State the number of lines that contain "search", with no other text.

— BEGIN RECORDS FOR THIS TASK —

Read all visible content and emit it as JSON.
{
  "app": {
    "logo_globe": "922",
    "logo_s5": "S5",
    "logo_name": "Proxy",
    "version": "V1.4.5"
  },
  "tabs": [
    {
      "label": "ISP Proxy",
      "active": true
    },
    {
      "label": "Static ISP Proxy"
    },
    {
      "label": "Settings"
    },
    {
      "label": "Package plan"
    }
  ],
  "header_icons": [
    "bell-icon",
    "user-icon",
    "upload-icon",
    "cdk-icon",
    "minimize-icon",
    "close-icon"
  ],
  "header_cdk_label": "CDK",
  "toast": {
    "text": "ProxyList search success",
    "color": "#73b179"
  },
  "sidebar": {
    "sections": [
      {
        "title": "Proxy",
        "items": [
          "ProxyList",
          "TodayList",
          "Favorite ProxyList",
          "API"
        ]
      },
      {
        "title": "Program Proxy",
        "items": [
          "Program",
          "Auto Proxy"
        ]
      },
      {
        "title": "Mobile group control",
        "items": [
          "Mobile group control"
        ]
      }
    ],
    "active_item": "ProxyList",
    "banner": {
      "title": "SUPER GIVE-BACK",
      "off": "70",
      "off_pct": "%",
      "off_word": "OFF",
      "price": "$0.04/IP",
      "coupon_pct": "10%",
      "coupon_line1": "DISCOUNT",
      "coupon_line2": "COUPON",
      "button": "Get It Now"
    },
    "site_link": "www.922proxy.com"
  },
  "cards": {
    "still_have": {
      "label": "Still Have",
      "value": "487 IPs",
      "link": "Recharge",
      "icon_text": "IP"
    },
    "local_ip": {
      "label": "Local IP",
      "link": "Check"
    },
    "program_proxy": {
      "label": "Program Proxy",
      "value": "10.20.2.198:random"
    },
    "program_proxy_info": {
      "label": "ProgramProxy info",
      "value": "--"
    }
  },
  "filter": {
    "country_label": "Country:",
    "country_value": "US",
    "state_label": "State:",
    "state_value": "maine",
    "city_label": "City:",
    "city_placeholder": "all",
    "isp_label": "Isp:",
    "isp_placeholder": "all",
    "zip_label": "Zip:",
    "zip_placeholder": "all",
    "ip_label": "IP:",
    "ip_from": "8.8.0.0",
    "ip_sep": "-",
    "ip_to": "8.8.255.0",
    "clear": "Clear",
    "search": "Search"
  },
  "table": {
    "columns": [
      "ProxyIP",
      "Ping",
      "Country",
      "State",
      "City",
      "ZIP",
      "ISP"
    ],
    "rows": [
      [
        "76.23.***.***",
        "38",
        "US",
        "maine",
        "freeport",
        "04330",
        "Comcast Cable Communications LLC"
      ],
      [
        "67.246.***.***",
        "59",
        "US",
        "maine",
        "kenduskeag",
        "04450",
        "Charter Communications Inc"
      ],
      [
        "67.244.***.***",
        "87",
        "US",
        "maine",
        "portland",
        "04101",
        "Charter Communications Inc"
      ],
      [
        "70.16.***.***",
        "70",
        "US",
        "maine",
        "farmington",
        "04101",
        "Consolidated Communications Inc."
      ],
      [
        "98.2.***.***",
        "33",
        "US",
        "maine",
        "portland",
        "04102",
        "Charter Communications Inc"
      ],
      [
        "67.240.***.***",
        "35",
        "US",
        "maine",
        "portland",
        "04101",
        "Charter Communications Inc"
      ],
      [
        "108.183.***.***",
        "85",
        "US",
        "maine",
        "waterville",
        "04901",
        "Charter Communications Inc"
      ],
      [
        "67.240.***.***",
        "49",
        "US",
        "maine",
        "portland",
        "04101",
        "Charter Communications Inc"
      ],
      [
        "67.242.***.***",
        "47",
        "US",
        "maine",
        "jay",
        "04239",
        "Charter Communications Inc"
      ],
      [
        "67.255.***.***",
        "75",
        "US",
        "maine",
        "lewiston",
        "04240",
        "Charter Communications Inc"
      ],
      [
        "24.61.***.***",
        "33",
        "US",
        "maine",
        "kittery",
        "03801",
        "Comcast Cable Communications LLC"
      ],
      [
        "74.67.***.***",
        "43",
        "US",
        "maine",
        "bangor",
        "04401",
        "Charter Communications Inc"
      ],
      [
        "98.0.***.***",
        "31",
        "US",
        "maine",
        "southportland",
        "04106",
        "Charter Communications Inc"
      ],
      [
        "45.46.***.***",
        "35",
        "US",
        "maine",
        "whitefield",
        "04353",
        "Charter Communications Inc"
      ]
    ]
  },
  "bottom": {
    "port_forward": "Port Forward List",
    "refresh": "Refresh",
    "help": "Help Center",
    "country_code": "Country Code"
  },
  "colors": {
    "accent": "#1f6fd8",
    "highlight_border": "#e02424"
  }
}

— END RECORDS FOR THIS TASK —

FINAL RESULT =
2